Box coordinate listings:

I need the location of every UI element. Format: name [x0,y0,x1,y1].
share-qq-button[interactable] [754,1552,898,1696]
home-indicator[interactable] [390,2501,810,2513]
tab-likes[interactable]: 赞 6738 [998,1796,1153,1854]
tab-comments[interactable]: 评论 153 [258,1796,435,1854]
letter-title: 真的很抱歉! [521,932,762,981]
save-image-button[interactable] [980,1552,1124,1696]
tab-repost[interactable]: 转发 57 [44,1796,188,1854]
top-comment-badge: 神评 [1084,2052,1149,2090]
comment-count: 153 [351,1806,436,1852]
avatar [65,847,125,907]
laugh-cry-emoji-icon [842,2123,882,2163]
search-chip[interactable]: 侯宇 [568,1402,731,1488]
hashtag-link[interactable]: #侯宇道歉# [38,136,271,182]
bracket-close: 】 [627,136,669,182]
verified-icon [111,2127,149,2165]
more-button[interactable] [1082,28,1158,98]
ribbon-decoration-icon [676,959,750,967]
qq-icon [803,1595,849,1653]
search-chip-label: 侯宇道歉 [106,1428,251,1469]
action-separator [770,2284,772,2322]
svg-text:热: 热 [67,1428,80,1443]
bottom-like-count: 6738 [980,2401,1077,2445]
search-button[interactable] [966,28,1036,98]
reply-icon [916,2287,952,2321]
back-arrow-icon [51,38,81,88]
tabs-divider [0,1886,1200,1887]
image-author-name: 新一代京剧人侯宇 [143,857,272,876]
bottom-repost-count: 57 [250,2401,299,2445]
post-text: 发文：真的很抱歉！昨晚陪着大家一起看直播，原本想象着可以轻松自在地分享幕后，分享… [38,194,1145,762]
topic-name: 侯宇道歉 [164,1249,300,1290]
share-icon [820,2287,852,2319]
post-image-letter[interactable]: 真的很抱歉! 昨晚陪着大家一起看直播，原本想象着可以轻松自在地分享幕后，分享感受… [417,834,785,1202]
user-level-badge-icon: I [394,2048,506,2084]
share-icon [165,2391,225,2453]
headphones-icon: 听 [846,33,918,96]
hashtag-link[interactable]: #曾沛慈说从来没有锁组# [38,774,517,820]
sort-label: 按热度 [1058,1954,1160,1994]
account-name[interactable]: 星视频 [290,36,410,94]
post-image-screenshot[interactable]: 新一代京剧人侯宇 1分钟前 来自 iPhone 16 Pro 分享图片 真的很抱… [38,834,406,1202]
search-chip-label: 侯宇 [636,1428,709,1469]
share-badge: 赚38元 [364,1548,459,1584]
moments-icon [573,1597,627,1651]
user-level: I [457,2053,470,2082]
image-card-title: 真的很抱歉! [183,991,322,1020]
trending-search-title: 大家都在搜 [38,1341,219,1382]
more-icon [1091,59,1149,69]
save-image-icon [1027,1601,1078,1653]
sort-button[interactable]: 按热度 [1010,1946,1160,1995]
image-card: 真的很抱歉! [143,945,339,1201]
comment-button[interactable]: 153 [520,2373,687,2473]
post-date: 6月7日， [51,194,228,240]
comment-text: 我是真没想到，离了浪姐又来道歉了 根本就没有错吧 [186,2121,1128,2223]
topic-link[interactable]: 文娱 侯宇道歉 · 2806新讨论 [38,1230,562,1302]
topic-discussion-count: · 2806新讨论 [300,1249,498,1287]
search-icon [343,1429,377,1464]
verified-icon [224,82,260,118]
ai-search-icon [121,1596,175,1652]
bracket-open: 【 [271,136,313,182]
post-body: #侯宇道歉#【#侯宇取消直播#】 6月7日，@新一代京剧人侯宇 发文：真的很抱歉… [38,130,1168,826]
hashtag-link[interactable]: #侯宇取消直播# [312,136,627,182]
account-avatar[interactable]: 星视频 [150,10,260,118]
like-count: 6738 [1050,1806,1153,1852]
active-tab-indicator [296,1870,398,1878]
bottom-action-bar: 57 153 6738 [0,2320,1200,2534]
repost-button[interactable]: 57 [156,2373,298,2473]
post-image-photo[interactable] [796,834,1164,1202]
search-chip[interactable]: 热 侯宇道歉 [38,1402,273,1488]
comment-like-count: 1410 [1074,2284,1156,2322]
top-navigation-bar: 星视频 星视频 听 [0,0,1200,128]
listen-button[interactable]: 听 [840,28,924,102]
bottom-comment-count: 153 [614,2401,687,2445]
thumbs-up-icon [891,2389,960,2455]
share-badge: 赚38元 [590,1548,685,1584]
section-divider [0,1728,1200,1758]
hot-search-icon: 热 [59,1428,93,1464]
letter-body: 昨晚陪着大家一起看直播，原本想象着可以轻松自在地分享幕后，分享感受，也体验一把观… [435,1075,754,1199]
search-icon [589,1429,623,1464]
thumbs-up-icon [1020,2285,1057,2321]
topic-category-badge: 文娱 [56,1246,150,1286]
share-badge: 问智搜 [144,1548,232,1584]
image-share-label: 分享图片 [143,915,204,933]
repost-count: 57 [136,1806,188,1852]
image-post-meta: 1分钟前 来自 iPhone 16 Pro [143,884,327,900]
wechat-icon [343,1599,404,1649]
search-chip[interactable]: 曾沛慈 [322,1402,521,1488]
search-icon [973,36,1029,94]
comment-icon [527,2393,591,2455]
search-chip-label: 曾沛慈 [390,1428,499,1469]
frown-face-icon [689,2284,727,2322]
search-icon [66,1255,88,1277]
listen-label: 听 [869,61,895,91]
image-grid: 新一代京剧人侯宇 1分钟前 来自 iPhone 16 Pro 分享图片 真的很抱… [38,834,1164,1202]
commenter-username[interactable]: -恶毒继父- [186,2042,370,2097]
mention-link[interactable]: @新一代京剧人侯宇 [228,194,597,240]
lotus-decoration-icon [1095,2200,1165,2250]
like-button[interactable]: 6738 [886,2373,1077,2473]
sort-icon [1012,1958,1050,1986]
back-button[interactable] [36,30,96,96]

Problem statement: Copy the entries word for word, from their first line through the line containing "bottom-repost-count: 57 [250,2401,299,2445]".

Written reply:
I need the location of every UI element. Format: name [x0,y0,x1,y1].
share-qq-button[interactable] [754,1552,898,1696]
home-indicator[interactable] [390,2501,810,2513]
tab-likes[interactable]: 赞 6738 [998,1796,1153,1854]
tab-comments[interactable]: 评论 153 [258,1796,435,1854]
letter-title: 真的很抱歉! [521,932,762,981]
save-image-button[interactable] [980,1552,1124,1696]
tab-repost[interactable]: 转发 57 [44,1796,188,1854]
top-comment-badge: 神评 [1084,2052,1149,2090]
comment-count: 153 [351,1806,436,1852]
avatar [65,847,125,907]
laugh-cry-emoji-icon [842,2123,882,2163]
search-chip[interactable]: 侯宇 [568,1402,731,1488]
hashtag-link[interactable]: #侯宇道歉# [38,136,271,182]
bracket-close: 】 [627,136,669,182]
verified-icon [111,2127,149,2165]
more-button[interactable] [1082,28,1158,98]
ribbon-decoration-icon [676,959,750,967]
qq-icon [803,1595,849,1653]
search-chip-label: 侯宇道歉 [106,1428,251,1469]
action-separator [770,2284,772,2322]
svg-text:热: 热 [67,1428,80,1443]
bottom-like-count: 6738 [980,2401,1077,2445]
search-button[interactable] [966,28,1036,98]
reply-icon [916,2287,952,2321]
back-arrow-icon [51,38,81,88]
tabs-divider [0,1886,1200,1887]
image-author-name: 新一代京剧人侯宇 [143,857,272,876]
bottom-repost-count: 57 [250,2401,299,2445]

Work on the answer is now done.